Return all the data below as it stands, minus the pictures.

#### Records for processing ####

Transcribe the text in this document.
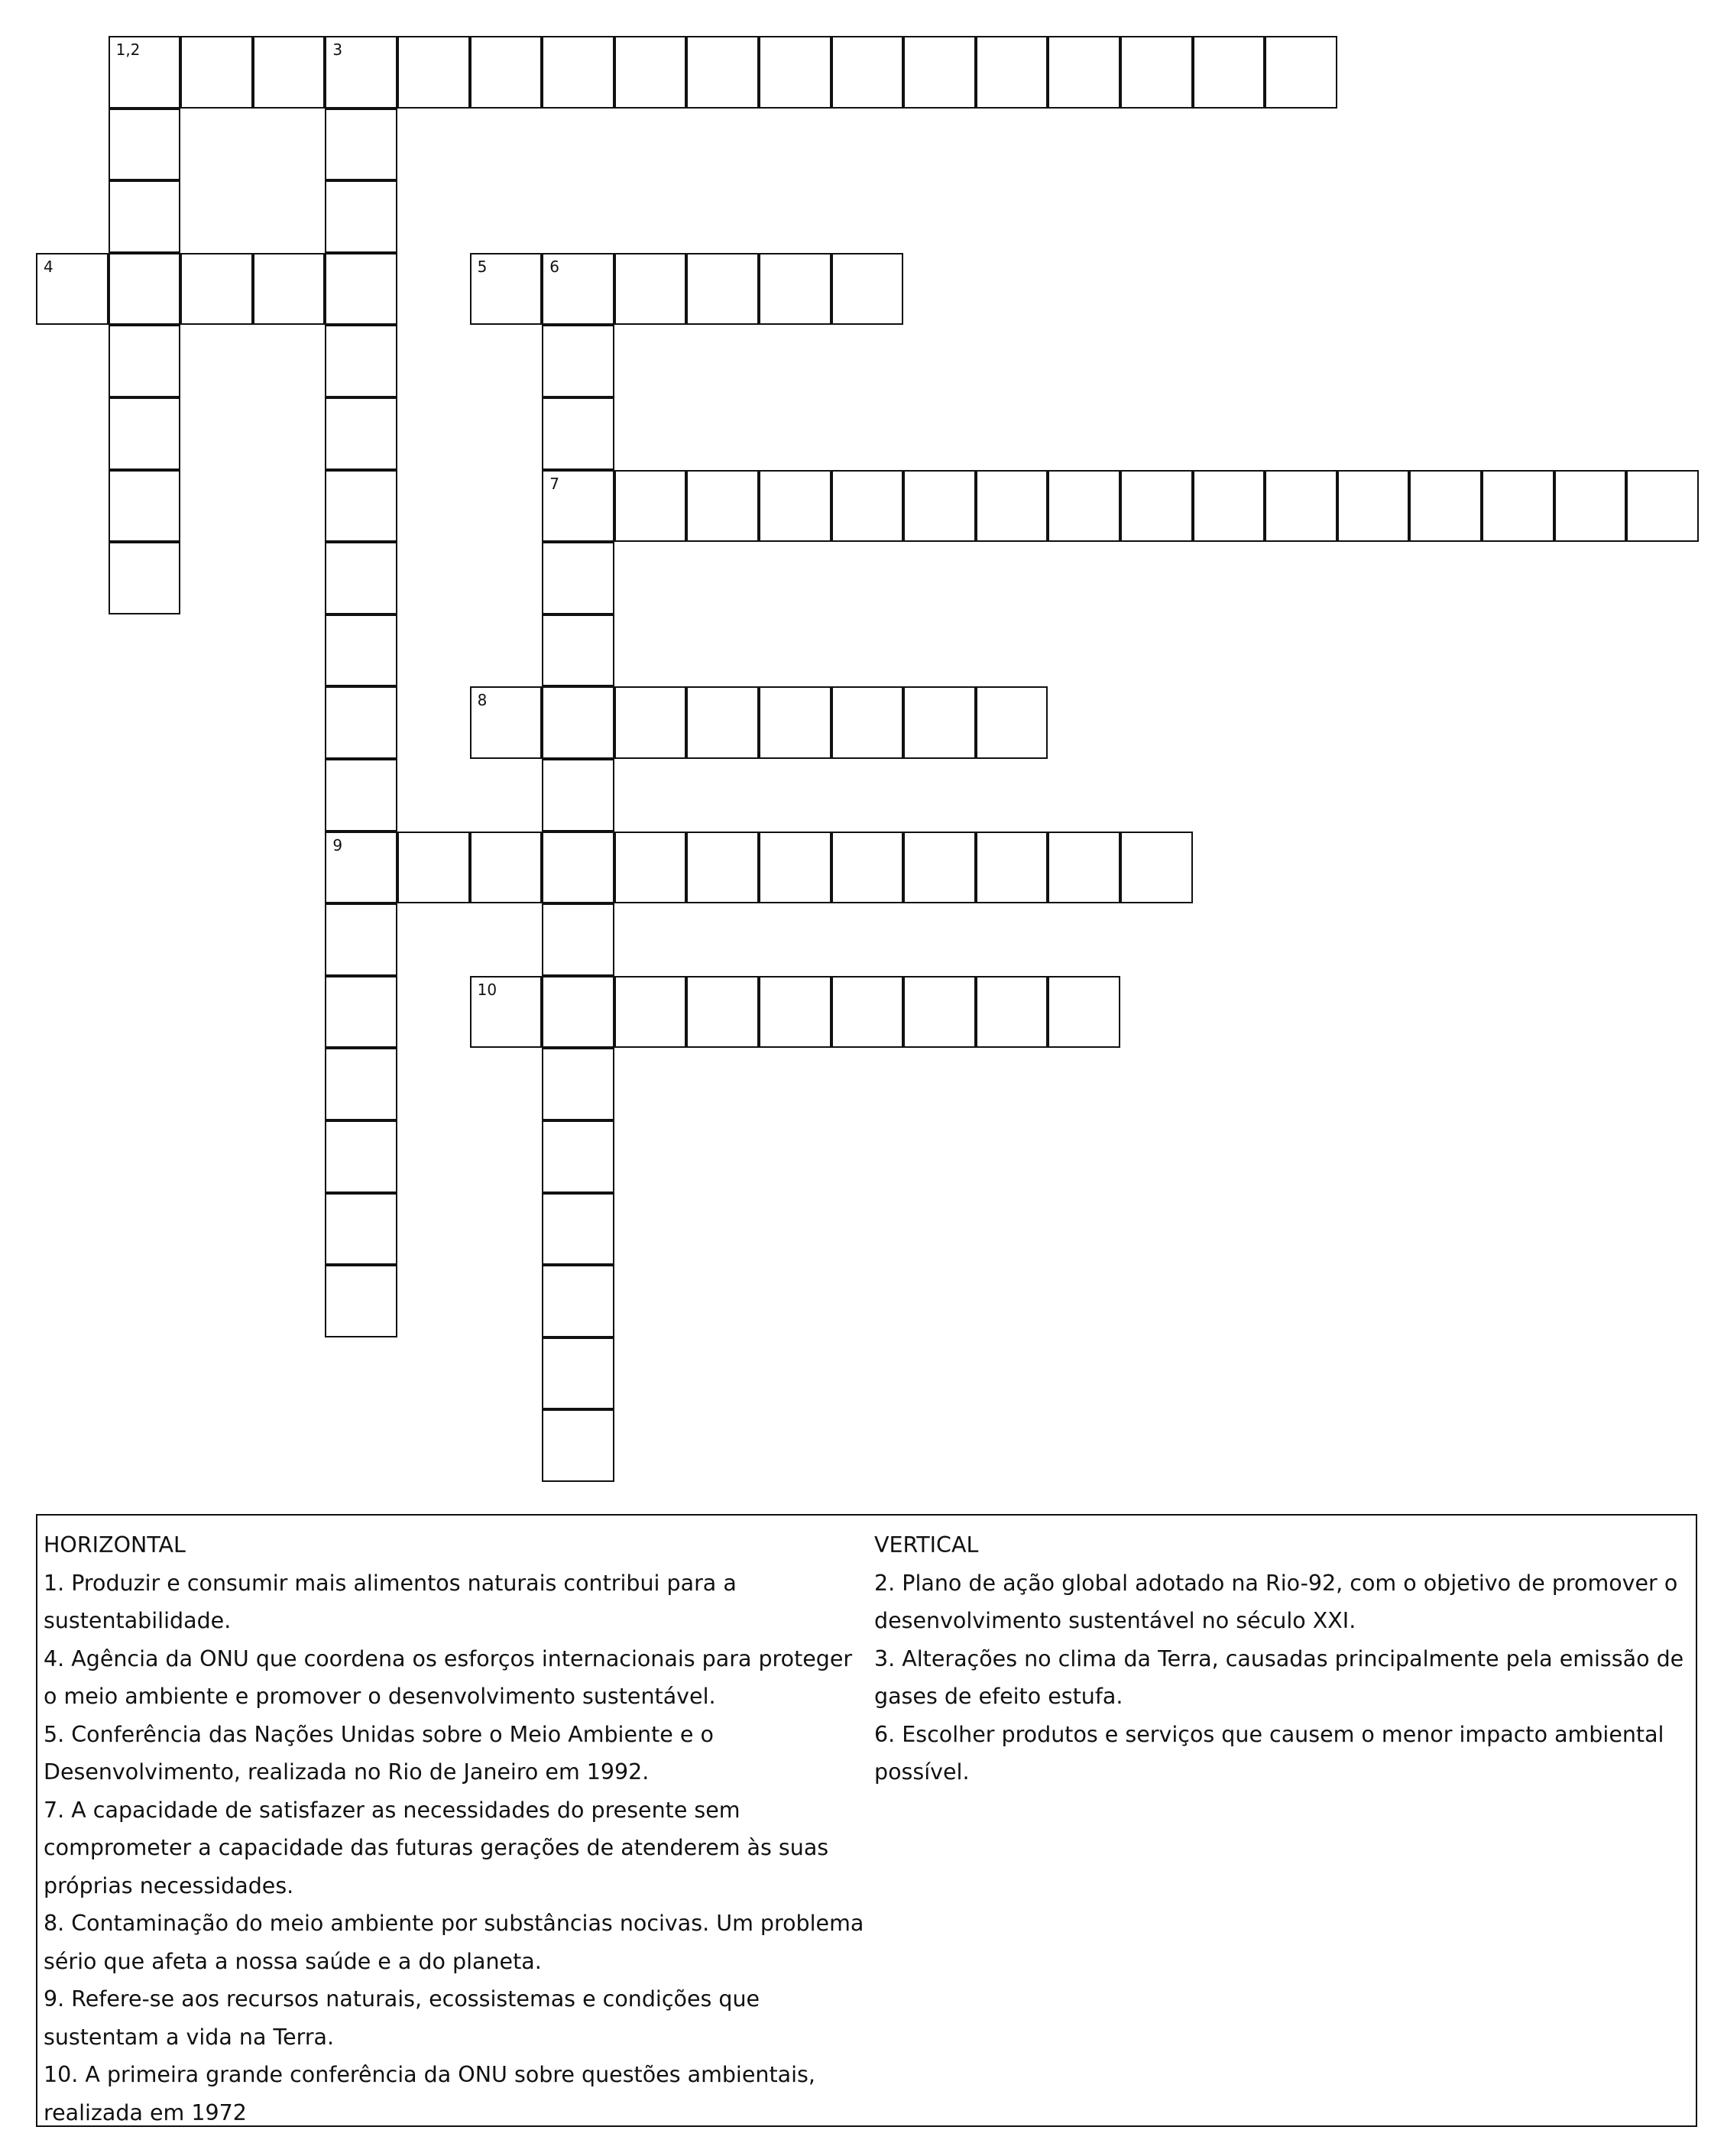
1,2	3
4	5	6
7
8
9
10

HORIZONTAL

1. Produzir e consumir mais alimentos naturais contribui para a sustentabilidade.

4. Agência da ONU que coordena os esforços internacionais para proteger o meio ambiente e promover o desenvolvimento sustentável.

5. Conferência das Nações Unidas sobre o Meio Ambiente e o Desenvolvimento, realizada no Rio de Janeiro em 1992.

7. A capacidade de satisfazer as necessidades do presente sem comprometer a capacidade das futuras gerações de atenderem às suas próprias necessidades.

8. Contaminação do meio ambiente por substâncias nocivas. Um problema sério que afeta a nossa saúde e a do planeta.

9. Refere-se aos recursos naturais, ecossistemas e condições que sustentam a vida na Terra.

10. A primeira grande conferência da ONU sobre questões ambientais, realizada em 1972

VERTICAL

2. Plano de ação global adotado na Rio-92, com o objetivo de promover o desenvolvimento sustentável no século XXI.

3. Alterações no clima da Terra, causadas principalmente pela emissão de gases de efeito estufa.

6. Escolher produtos e serviços que causem o menor impacto ambiental possível.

####

### Response to this task
Transcribe the text in this document.
1,2	3
4	5	6
7
8
9
10

HORIZONTAL

1. Produzir e consumir mais alimentos naturais contribui para a sustentabilidade.

4. Agência da ONU que coordena os esforços internacionais para proteger o meio ambiente e promover o desenvolvimento sustentável.

5. Conferência das Nações Unidas sobre o Meio Ambiente e o Desenvolvimento, realizada no Rio de Janeiro em 1992.

7. A capacidade de satisfazer as necessidades do presente sem comprometer a capacidade das futuras gerações de atenderem às suas próprias necessidades.

8. Contaminação do meio ambiente por substâncias nocivas. Um problema sério que afeta a nossa saúde e a do planeta.

9. Refere-se aos recursos naturais, ecossistemas e condições que sustentam a vida na Terra.

10. A primeira grande conferência da ONU sobre questões ambientais, realizada em 1972

VERTICAL

2. Plano de ação global adotado na Rio-92, com o objetivo de promover o desenvolvimento sustentável no século XXI.

3. Alterações no clima da Terra, causadas principalmente pela emissão de gases de efeito estufa.

6. Escolher produtos e serviços que causem o menor impacto ambiental possível.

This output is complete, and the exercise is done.